Instructions for the task:
Will you write out the data exactly, excluding every picture?
* Begin Data section *
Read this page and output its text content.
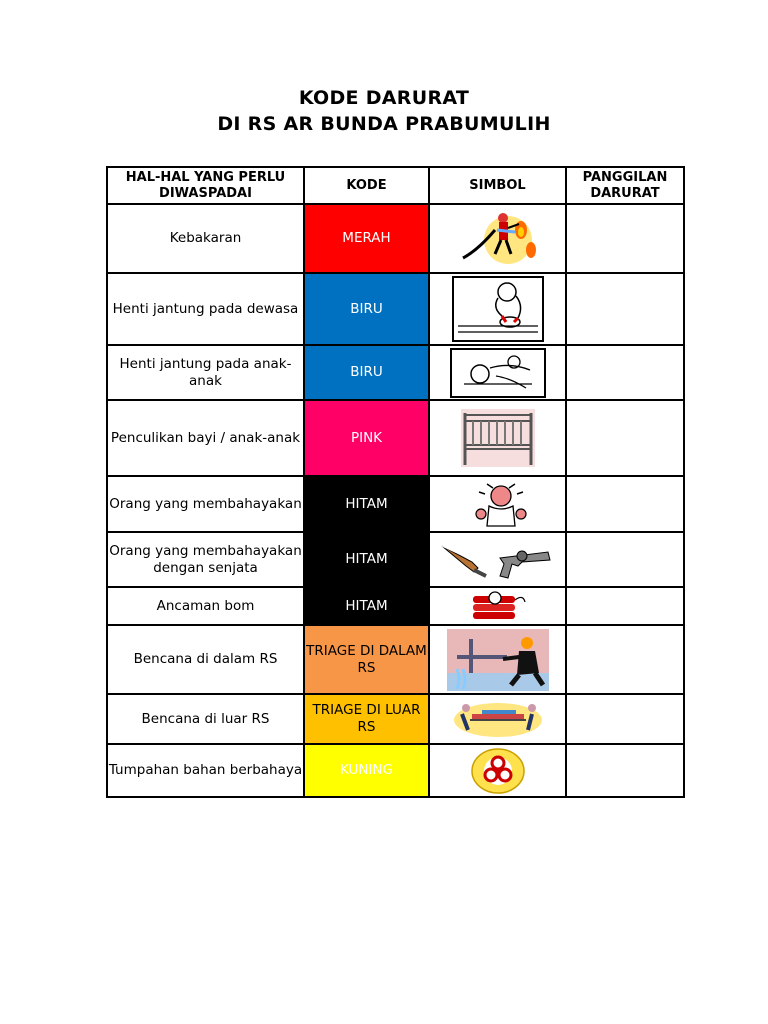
KODE DARURAT
DI RS AR BUNDA PRABUMULIH
HAL-HAL YANG PERLU DIWASPADAI	KODE	SIMBOL	PANGGILAN DARURAT
Kebakaran	MERAH	

Henti jantung pada dewasa	BIRU	

Henti jantung pada anak-anak	BIRU	

Penculikan bayi / anak-anak	PINK	

Orang yang membahayakan	HITAM	

Orang yang membahayakan dengan senjata	HITAM	

Ancaman bom	HITAM	

Bencana di dalam RS	TRIAGE DI DALAM RS	

Bencana di luar RS	TRIAGE DI LUAR RS	

Tumpahan bahan berbahaya	KUNING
* End Data section *
Task output:
Read this page and output its text content.
KODE DARURAT
DI RS AR BUNDA PRABUMULIH
HAL-HAL YANG PERLU DIWASPADAI	KODE	SIMBOL	PANGGILAN DARURAT
Kebakaran	MERAH	

Henti jantung pada dewasa	BIRU	

Henti jantung pada anak-anak	BIRU	

Penculikan bayi / anak-anak	PINK	

Orang yang membahayakan	HITAM	

Orang yang membahayakan dengan senjata	HITAM	

Ancaman bom	HITAM	

Bencana di dalam RS	TRIAGE DI DALAM RS	

Bencana di luar RS	TRIAGE DI LUAR RS	

Tumpahan bahan berbahaya	KUNING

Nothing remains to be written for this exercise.